__Set problem__. Every line with the word "text" in it should be extracted from the data that follows.

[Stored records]
####

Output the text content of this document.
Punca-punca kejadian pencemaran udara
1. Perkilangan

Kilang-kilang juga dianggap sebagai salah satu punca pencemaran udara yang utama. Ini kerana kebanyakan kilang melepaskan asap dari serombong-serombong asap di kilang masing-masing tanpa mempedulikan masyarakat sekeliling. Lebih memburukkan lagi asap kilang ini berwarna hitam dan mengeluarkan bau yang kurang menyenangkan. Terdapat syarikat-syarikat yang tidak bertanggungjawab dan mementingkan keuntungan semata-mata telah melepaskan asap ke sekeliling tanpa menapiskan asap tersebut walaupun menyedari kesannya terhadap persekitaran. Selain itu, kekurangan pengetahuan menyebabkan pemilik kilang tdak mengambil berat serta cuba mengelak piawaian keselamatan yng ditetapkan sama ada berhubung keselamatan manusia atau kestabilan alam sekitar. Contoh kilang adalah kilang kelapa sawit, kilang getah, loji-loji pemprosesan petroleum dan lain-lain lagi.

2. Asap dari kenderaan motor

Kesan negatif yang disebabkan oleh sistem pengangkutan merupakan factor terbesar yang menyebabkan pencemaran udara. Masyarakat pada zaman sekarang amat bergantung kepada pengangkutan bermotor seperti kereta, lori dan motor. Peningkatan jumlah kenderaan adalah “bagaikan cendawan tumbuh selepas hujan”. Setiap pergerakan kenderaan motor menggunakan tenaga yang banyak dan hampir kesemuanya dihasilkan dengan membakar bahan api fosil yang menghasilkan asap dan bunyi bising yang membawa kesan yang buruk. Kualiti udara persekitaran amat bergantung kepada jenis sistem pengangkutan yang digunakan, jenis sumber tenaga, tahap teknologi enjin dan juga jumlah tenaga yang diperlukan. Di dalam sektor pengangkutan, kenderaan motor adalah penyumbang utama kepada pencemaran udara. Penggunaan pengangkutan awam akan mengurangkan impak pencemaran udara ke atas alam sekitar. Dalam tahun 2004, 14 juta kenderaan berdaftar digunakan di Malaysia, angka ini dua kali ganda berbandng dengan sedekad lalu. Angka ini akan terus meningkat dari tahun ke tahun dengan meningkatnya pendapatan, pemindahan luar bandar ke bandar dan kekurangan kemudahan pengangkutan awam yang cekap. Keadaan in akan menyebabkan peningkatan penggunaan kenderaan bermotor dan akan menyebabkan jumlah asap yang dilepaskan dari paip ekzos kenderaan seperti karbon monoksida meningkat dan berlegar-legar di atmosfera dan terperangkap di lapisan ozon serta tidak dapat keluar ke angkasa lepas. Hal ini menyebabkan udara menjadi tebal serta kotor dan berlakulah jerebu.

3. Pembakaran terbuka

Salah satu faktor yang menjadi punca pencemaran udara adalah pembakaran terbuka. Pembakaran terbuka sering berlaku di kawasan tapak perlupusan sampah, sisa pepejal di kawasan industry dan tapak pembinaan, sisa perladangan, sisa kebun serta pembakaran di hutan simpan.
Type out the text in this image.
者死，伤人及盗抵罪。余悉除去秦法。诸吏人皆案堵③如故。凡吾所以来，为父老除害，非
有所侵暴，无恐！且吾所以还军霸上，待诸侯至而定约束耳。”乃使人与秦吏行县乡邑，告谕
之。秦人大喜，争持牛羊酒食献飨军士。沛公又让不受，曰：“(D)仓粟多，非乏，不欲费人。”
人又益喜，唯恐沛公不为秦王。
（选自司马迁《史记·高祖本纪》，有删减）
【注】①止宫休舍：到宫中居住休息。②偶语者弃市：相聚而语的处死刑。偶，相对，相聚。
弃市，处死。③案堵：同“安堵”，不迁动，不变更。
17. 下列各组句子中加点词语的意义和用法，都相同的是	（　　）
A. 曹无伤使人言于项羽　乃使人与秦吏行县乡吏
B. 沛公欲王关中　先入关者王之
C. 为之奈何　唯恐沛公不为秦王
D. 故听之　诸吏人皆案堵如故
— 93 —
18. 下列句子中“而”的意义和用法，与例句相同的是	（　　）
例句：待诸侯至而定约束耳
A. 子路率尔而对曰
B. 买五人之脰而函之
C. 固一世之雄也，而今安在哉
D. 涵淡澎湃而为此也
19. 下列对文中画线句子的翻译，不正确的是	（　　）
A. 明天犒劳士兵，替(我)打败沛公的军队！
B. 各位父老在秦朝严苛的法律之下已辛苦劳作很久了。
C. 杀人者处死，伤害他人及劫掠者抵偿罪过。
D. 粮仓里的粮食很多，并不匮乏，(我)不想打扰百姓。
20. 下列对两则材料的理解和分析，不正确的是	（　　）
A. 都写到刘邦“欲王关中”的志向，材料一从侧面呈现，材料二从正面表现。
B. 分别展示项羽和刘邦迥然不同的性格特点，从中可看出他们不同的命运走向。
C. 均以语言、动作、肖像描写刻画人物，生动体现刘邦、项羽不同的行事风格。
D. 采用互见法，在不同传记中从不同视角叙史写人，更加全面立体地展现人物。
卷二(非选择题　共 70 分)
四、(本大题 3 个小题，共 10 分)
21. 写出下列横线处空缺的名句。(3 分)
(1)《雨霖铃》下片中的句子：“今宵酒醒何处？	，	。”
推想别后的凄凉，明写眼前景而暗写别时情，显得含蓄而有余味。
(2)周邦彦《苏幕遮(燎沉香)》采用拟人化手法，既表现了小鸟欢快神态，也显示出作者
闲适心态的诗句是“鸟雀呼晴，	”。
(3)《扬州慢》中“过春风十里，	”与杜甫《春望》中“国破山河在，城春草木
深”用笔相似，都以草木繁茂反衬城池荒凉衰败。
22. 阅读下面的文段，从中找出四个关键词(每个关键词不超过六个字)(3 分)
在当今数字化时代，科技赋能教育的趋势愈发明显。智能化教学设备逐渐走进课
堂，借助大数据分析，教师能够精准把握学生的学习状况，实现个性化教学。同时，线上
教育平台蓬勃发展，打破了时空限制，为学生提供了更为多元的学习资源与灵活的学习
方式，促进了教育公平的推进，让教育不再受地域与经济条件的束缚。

####

__Exercise answer__.
Output the text content of this document.
Type out the text in this image.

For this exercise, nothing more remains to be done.